WHAT TO PRODUCE: Restate all the material verbatim, except for the pictures.
━━━━━ EXERCISE MATERIALS ━━━━━
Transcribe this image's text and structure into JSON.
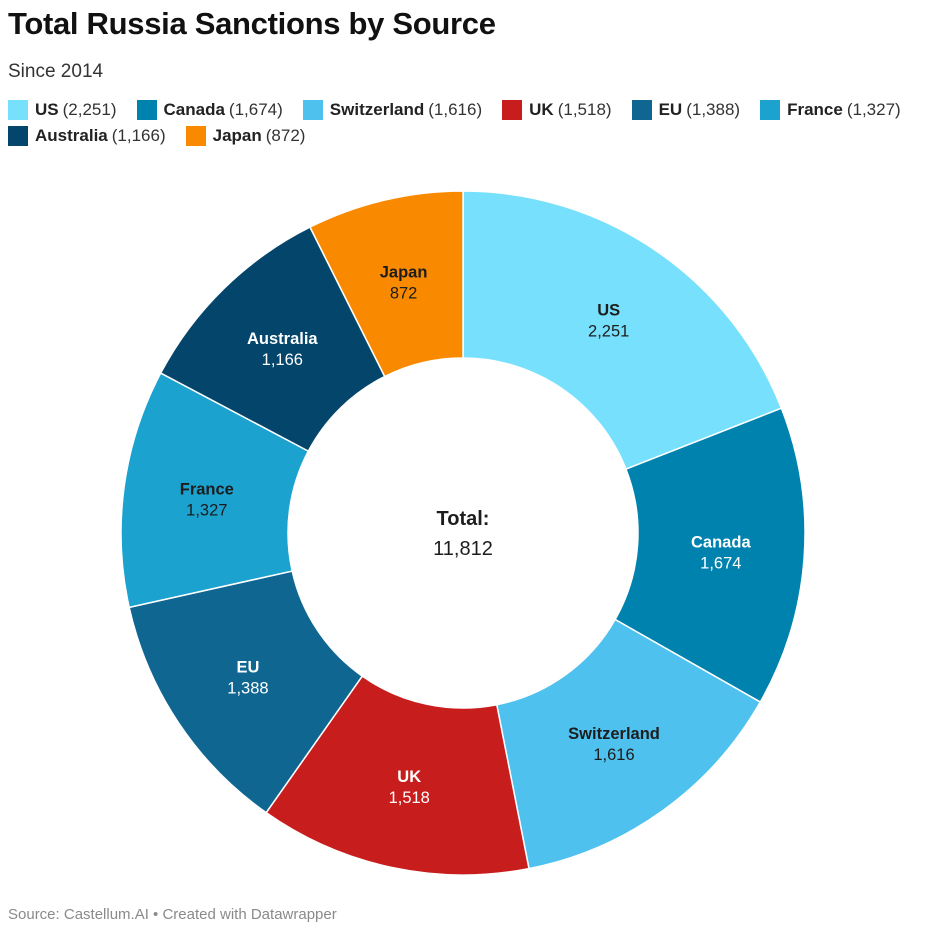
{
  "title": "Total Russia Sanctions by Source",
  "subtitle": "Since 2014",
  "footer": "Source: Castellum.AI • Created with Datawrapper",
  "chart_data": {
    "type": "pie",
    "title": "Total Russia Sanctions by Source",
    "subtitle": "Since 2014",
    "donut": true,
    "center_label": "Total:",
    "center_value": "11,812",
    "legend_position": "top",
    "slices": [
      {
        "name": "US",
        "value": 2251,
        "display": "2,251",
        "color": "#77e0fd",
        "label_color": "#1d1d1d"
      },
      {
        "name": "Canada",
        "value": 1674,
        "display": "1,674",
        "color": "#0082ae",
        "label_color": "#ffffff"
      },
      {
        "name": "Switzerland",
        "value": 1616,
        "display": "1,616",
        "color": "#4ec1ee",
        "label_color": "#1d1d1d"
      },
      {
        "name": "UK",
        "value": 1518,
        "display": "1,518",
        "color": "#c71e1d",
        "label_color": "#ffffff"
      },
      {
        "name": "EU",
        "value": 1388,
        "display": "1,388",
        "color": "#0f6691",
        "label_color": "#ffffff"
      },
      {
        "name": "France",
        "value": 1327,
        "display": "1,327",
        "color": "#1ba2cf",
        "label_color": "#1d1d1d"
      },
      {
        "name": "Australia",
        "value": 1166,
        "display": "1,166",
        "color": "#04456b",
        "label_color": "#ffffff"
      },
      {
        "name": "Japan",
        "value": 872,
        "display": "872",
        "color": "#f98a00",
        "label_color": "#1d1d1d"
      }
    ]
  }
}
━━━━━
WORKED SOLUTION:
Transcribe this image's text and structure into JSON.
{
  "title": "Total Russia Sanctions by Source",
  "subtitle": "Since 2014",
  "footer": "Source: Castellum.AI • Created with Datawrapper",
  "chart_data": {
    "type": "pie",
    "title": "Total Russia Sanctions by Source",
    "subtitle": "Since 2014",
    "donut": true,
    "center_label": "Total:",
    "center_value": "11,812",
    "legend_position": "top",
    "slices": [
      {
        "name": "US",
        "value": 2251,
        "display": "2,251",
        "color": "#77e0fd",
        "label_color": "#1d1d1d"
      },
      {
        "name": "Canada",
        "value": 1674,
        "display": "1,674",
        "color": "#0082ae",
        "label_color": "#ffffff"
      },
      {
        "name": "Switzerland",
        "value": 1616,
        "display": "1,616",
        "color": "#4ec1ee",
        "label_color": "#1d1d1d"
      },
      {
        "name": "UK",
        "value": 1518,
        "display": "1,518",
        "color": "#c71e1d",
        "label_color": "#ffffff"
      },
      {
        "name": "EU",
        "value": 1388,
        "display": "1,388",
        "color": "#0f6691",
        "label_color": "#ffffff"
      },
      {
        "name": "France",
        "value": 1327,
        "display": "1,327",
        "color": "#1ba2cf",
        "label_color": "#1d1d1d"
      },
      {
        "name": "Australia",
        "value": 1166,
        "display": "1,166",
        "color": "#04456b",
        "label_color": "#ffffff"
      },
      {
        "name": "Japan",
        "value": 872,
        "display": "872",
        "color": "#f98a00",
        "label_color": "#1d1d1d"
      }
    ]
  }
}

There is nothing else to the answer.